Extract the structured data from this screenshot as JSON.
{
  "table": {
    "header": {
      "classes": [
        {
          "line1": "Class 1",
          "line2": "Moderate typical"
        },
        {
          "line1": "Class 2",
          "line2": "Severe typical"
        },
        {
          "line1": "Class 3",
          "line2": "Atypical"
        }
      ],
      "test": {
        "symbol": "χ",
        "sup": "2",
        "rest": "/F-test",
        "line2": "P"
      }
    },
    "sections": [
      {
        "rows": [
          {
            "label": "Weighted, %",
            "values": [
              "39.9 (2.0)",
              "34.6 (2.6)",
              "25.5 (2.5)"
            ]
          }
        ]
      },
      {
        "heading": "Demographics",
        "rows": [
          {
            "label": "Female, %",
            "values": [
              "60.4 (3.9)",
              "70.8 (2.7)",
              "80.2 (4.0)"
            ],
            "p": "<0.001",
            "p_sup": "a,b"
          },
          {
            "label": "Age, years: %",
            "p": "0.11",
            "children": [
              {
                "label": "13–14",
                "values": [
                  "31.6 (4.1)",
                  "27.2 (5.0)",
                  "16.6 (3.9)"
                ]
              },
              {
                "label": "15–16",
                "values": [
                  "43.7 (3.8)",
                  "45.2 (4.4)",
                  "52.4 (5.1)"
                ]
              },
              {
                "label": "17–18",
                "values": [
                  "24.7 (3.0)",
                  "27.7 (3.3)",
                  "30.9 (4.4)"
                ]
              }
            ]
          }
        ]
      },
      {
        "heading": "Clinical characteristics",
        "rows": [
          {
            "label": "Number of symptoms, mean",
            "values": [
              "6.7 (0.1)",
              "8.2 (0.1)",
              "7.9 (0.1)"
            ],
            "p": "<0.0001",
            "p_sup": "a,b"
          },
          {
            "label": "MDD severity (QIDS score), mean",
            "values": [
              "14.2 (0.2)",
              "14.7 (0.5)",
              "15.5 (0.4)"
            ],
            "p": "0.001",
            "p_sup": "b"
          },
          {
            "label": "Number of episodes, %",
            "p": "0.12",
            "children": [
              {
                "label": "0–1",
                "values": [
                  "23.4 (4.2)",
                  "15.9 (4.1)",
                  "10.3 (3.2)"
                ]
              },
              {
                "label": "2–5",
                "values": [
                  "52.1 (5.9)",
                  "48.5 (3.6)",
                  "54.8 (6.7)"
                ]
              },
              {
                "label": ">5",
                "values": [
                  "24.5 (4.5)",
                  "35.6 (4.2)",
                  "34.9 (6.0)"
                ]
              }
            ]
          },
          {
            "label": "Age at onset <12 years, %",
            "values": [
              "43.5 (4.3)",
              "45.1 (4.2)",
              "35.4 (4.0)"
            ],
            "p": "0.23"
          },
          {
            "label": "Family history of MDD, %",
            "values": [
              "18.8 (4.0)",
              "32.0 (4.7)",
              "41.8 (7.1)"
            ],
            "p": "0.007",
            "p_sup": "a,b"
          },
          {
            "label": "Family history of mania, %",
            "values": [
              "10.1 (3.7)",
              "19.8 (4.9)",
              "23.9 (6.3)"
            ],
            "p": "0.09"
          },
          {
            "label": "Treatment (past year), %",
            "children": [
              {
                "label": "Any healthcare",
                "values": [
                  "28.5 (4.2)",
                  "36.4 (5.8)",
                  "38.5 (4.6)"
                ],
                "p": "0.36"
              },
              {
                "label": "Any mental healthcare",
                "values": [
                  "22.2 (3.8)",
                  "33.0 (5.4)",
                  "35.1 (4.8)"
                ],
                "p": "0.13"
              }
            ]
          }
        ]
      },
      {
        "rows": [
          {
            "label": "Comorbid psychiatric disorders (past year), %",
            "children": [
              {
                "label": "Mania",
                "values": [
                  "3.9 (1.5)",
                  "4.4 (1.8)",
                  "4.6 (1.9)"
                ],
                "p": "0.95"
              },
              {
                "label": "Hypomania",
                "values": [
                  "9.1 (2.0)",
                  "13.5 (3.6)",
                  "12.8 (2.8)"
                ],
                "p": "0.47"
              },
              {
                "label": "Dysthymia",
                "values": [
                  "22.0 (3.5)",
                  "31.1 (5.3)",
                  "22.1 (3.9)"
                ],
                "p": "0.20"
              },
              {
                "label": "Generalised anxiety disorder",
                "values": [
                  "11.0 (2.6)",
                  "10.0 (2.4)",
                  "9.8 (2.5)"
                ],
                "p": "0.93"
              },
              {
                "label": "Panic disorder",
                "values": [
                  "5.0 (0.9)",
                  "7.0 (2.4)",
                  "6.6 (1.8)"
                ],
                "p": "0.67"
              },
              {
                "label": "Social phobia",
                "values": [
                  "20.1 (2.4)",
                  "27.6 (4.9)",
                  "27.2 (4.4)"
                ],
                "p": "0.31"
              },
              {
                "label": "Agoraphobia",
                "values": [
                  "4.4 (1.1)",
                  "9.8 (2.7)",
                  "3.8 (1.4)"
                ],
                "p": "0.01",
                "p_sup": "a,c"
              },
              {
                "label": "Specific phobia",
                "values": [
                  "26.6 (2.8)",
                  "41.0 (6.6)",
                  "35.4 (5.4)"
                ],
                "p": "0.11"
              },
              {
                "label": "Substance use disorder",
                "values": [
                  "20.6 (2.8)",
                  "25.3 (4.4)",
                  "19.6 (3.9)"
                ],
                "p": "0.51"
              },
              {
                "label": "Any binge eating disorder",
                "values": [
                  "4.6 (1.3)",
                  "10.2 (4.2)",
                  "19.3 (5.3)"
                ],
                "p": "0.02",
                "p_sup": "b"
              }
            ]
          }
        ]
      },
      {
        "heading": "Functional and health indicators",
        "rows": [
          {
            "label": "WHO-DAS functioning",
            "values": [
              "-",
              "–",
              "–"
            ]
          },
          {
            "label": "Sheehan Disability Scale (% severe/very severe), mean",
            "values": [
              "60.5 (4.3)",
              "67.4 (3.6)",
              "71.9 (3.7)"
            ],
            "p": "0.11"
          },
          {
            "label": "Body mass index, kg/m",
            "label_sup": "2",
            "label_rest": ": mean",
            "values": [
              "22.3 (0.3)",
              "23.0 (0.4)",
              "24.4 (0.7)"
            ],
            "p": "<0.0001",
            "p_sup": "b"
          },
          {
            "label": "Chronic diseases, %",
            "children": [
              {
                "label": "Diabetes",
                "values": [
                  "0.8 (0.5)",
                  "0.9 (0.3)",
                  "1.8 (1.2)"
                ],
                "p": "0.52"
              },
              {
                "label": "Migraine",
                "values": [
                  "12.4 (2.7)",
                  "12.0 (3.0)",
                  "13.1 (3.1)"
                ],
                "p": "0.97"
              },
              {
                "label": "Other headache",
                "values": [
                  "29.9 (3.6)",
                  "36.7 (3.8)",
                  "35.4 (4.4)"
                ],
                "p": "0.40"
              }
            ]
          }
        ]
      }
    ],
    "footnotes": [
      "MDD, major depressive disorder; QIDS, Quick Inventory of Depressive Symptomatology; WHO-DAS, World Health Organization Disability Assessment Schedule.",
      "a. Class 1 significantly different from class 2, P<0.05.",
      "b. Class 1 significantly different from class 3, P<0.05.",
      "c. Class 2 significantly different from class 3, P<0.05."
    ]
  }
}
----
Copy out the whole listing exactly.

Extract the structured data from this screenshot as JSON.
{
  "table": {
    "header": {
      "classes": [
        {
          "line1": "Class 1",
          "line2": "Moderate typical"
        },
        {
          "line1": "Class 2",
          "line2": "Severe typical"
        },
        {
          "line1": "Class 3",
          "line2": "Atypical"
        }
      ],
      "test": {
        "symbol": "χ",
        "sup": "2",
        "rest": "/F-test",
        "line2": "P"
      }
    },
    "sections": [
      {
        "rows": [
          {
            "label": "Weighted, %",
            "values": [
              "39.9 (2.0)",
              "34.6 (2.6)",
              "25.5 (2.5)"
            ]
          }
        ]
      },
      {
        "heading": "Demographics",
        "rows": [
          {
            "label": "Female, %",
            "values": [
              "60.4 (3.9)",
              "70.8 (2.7)",
              "80.2 (4.0)"
            ],
            "p": "<0.001",
            "p_sup": "a,b"
          },
          {
            "label": "Age, years: %",
            "p": "0.11",
            "children": [
              {
                "label": "13–14",
                "values": [
                  "31.6 (4.1)",
                  "27.2 (5.0)",
                  "16.6 (3.9)"
                ]
              },
              {
                "label": "15–16",
                "values": [
                  "43.7 (3.8)",
                  "45.2 (4.4)",
                  "52.4 (5.1)"
                ]
              },
              {
                "label": "17–18",
                "values": [
                  "24.7 (3.0)",
                  "27.7 (3.3)",
                  "30.9 (4.4)"
                ]
              }
            ]
          }
        ]
      },
      {
        "heading": "Clinical characteristics",
        "rows": [
          {
            "label": "Number of symptoms, mean",
            "values": [
              "6.7 (0.1)",
              "8.2 (0.1)",
              "7.9 (0.1)"
            ],
            "p": "<0.0001",
            "p_sup": "a,b"
          },
          {
            "label": "MDD severity (QIDS score), mean",
            "values": [
              "14.2 (0.2)",
              "14.7 (0.5)",
              "15.5 (0.4)"
            ],
            "p": "0.001",
            "p_sup": "b"
          },
          {
            "label": "Number of episodes, %",
            "p": "0.12",
            "children": [
              {
                "label": "0–1",
                "values": [
                  "23.4 (4.2)",
                  "15.9 (4.1)",
                  "10.3 (3.2)"
                ]
              },
              {
                "label": "2–5",
                "values": [
                  "52.1 (5.9)",
                  "48.5 (3.6)",
                  "54.8 (6.7)"
                ]
              },
              {
                "label": ">5",
                "values": [
                  "24.5 (4.5)",
                  "35.6 (4.2)",
                  "34.9 (6.0)"
                ]
              }
            ]
          },
          {
            "label": "Age at onset <12 years, %",
            "values": [
              "43.5 (4.3)",
              "45.1 (4.2)",
              "35.4 (4.0)"
            ],
            "p": "0.23"
          },
          {
            "label": "Family history of MDD, %",
            "values": [
              "18.8 (4.0)",
              "32.0 (4.7)",
              "41.8 (7.1)"
            ],
            "p": "0.007",
            "p_sup": "a,b"
          },
          {
            "label": "Family history of mania, %",
            "values": [
              "10.1 (3.7)",
              "19.8 (4.9)",
              "23.9 (6.3)"
            ],
            "p": "0.09"
          },
          {
            "label": "Treatment (past year), %",
            "children": [
              {
                "label": "Any healthcare",
                "values": [
                  "28.5 (4.2)",
                  "36.4 (5.8)",
                  "38.5 (4.6)"
                ],
                "p": "0.36"
              },
              {
                "label": "Any mental healthcare",
                "values": [
                  "22.2 (3.8)",
                  "33.0 (5.4)",
                  "35.1 (4.8)"
                ],
                "p": "0.13"
              }
            ]
          }
        ]
      },
      {
        "rows": [
          {
            "label": "Comorbid psychiatric disorders (past year), %",
            "children": [
              {
                "label": "Mania",
                "values": [
                  "3.9 (1.5)",
                  "4.4 (1.8)",
                  "4.6 (1.9)"
                ],
                "p": "0.95"
              },
              {
                "label": "Hypomania",
                "values": [
                  "9.1 (2.0)",
                  "13.5 (3.6)",
                  "12.8 (2.8)"
                ],
                "p": "0.47"
              },
              {
                "label": "Dysthymia",
                "values": [
                  "22.0 (3.5)",
                  "31.1 (5.3)",
                  "22.1 (3.9)"
                ],
                "p": "0.20"
              },
              {
                "label": "Generalised anxiety disorder",
                "values": [
                  "11.0 (2.6)",
                  "10.0 (2.4)",
                  "9.8 (2.5)"
                ],
                "p": "0.93"
              },
              {
                "label": "Panic disorder",
                "values": [
                  "5.0 (0.9)",
                  "7.0 (2.4)",
                  "6.6 (1.8)"
                ],
                "p": "0.67"
              },
              {
                "label": "Social phobia",
                "values": [
                  "20.1 (2.4)",
                  "27.6 (4.9)",
                  "27.2 (4.4)"
                ],
                "p": "0.31"
              },
              {
                "label": "Agoraphobia",
                "values": [
                  "4.4 (1.1)",
                  "9.8 (2.7)",
                  "3.8 (1.4)"
                ],
                "p": "0.01",
                "p_sup": "a,c"
              },
              {
                "label": "Specific phobia",
                "values": [
                  "26.6 (2.8)",
                  "41.0 (6.6)",
                  "35.4 (5.4)"
                ],
                "p": "0.11"
              },
              {
                "label": "Substance use disorder",
                "values": [
                  "20.6 (2.8)",
                  "25.3 (4.4)",
                  "19.6 (3.9)"
                ],
                "p": "0.51"
              },
              {
                "label": "Any binge eating disorder",
                "values": [
                  "4.6 (1.3)",
                  "10.2 (4.2)",
                  "19.3 (5.3)"
                ],
                "p": "0.02",
                "p_sup": "b"
              }
            ]
          }
        ]
      },
      {
        "heading": "Functional and health indicators",
        "rows": [
          {
            "label": "WHO-DAS functioning",
            "values": [
              "-",
              "–",
              "–"
            ]
          },
          {
            "label": "Sheehan Disability Scale (% severe/very severe), mean",
            "values": [
              "60.5 (4.3)",
              "67.4 (3.6)",
              "71.9 (3.7)"
            ],
            "p": "0.11"
          },
          {
            "label": "Body mass index, kg/m",
            "label_sup": "2",
            "label_rest": ": mean",
            "values": [
              "22.3 (0.3)",
              "23.0 (0.4)",
              "24.4 (0.7)"
            ],
            "p": "<0.0001",
            "p_sup": "b"
          },
          {
            "label": "Chronic diseases, %",
            "children": [
              {
                "label": "Diabetes",
                "values": [
                  "0.8 (0.5)",
                  "0.9 (0.3)",
                  "1.8 (1.2)"
                ],
                "p": "0.52"
              },
              {
                "label": "Migraine",
                "values": [
                  "12.4 (2.7)",
                  "12.0 (3.0)",
                  "13.1 (3.1)"
                ],
                "p": "0.97"
              },
              {
                "label": "Other headache",
                "values": [
                  "29.9 (3.6)",
                  "36.7 (3.8)",
                  "35.4 (4.4)"
                ],
                "p": "0.40"
              }
            ]
          }
        ]
      }
    ],
    "footnotes": [
      "MDD, major depressive disorder; QIDS, Quick Inventory of Depressive Symptomatology; WHO-DAS, World Health Organization Disability Assessment Schedule.",
      "a. Class 1 significantly different from class 2, P<0.05.",
      "b. Class 1 significantly different from class 3, P<0.05.",
      "c. Class 2 significantly different from class 3, P<0.05."
    ]
  }
}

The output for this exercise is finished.